*To be done*
Print the entries below in their entirety, exactly as they are written.
---------------
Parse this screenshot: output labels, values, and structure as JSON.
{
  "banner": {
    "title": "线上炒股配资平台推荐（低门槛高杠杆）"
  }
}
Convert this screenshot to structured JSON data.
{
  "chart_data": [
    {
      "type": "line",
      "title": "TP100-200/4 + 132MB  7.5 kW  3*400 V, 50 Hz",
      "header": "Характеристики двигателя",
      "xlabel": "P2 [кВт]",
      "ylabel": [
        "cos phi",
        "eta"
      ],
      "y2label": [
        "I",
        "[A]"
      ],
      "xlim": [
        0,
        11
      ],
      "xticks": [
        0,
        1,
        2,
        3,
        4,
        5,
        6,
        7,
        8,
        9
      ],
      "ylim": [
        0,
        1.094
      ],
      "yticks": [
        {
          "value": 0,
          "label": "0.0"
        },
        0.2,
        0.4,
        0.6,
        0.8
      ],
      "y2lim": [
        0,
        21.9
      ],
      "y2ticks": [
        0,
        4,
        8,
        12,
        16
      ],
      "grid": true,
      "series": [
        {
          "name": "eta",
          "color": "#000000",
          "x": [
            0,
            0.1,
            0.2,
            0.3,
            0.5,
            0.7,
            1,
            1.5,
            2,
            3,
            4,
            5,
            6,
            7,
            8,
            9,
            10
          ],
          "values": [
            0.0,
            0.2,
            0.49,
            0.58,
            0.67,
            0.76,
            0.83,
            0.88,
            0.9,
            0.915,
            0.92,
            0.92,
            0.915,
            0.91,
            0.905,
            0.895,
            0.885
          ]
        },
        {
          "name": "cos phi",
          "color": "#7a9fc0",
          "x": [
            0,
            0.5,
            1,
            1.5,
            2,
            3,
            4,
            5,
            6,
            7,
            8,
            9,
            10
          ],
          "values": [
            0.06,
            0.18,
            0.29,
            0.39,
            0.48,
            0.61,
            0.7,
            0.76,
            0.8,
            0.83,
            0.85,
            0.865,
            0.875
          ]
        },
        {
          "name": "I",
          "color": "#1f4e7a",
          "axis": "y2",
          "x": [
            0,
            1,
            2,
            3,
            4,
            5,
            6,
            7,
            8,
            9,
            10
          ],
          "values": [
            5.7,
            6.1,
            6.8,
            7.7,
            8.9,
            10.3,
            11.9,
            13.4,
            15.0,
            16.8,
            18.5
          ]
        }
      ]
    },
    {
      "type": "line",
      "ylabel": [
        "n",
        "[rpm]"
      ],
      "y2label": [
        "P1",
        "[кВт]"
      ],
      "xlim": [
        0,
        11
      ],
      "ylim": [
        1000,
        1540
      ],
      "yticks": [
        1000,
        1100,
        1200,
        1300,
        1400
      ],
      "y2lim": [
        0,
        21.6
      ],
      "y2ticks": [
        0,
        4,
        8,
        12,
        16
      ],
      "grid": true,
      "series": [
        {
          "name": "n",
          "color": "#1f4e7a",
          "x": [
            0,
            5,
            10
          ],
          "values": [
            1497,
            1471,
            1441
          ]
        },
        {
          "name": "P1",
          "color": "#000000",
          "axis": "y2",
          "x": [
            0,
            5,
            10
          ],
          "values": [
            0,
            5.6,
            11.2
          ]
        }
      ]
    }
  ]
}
---------------
*Solution to this task*
Parse this screenshot: output labels, values, and structure as JSON.
{
  "banner": {
    "title": "线上炒股配资平台推荐（低门槛高杠杆）"
  }
}
Convert this screenshot to structured JSON data.
{
  "chart_data": [
    {
      "type": "line",
      "title": "TP100-200/4 + 132MB  7.5 kW  3*400 V, 50 Hz",
      "header": "Характеристики двигателя",
      "xlabel": "P2 [кВт]",
      "ylabel": [
        "cos phi",
        "eta"
      ],
      "y2label": [
        "I",
        "[A]"
      ],
      "xlim": [
        0,
        11
      ],
      "xticks": [
        0,
        1,
        2,
        3,
        4,
        5,
        6,
        7,
        8,
        9
      ],
      "ylim": [
        0,
        1.094
      ],
      "yticks": [
        {
          "value": 0,
          "label": "0.0"
        },
        0.2,
        0.4,
        0.6,
        0.8
      ],
      "y2lim": [
        0,
        21.9
      ],
      "y2ticks": [
        0,
        4,
        8,
        12,
        16
      ],
      "grid": true,
      "series": [
        {
          "name": "eta",
          "color": "#000000",
          "x": [
            0,
            0.1,
            0.2,
            0.3,
            0.5,
            0.7,
            1,
            1.5,
            2,
            3,
            4,
            5,
            6,
            7,
            8,
            9,
            10
          ],
          "values": [
            0.0,
            0.2,
            0.49,
            0.58,
            0.67,
            0.76,
            0.83,
            0.88,
            0.9,
            0.915,
            0.92,
            0.92,
            0.915,
            0.91,
            0.905,
            0.895,
            0.885
          ]
        },
        {
          "name": "cos phi",
          "color": "#7a9fc0",
          "x": [
            0,
            0.5,
            1,
            1.5,
            2,
            3,
            4,
            5,
            6,
            7,
            8,
            9,
            10
          ],
          "values": [
            0.06,
            0.18,
            0.29,
            0.39,
            0.48,
            0.61,
            0.7,
            0.76,
            0.8,
            0.83,
            0.85,
            0.865,
            0.875
          ]
        },
        {
          "name": "I",
          "color": "#1f4e7a",
          "axis": "y2",
          "x": [
            0,
            1,
            2,
            3,
            4,
            5,
            6,
            7,
            8,
            9,
            10
          ],
          "values": [
            5.7,
            6.1,
            6.8,
            7.7,
            8.9,
            10.3,
            11.9,
            13.4,
            15.0,
            16.8,
            18.5
          ]
        }
      ]
    },
    {
      "type": "line",
      "ylabel": [
        "n",
        "[rpm]"
      ],
      "y2label": [
        "P1",
        "[кВт]"
      ],
      "xlim": [
        0,
        11
      ],
      "ylim": [
        1000,
        1540
      ],
      "yticks": [
        1000,
        1100,
        1200,
        1300,
        1400
      ],
      "y2lim": [
        0,
        21.6
      ],
      "y2ticks": [
        0,
        4,
        8,
        12,
        16
      ],
      "grid": true,
      "series": [
        {
          "name": "n",
          "color": "#1f4e7a",
          "x": [
            0,
            5,
            10
          ],
          "values": [
            1497,
            1471,
            1441
          ]
        },
        {
          "name": "P1",
          "color": "#000000",
          "axis": "y2",
          "x": [
            0,
            5,
            10
          ],
          "values": [
            0,
            5.6,
            11.2
          ]
        }
      ]
    }
  ]
}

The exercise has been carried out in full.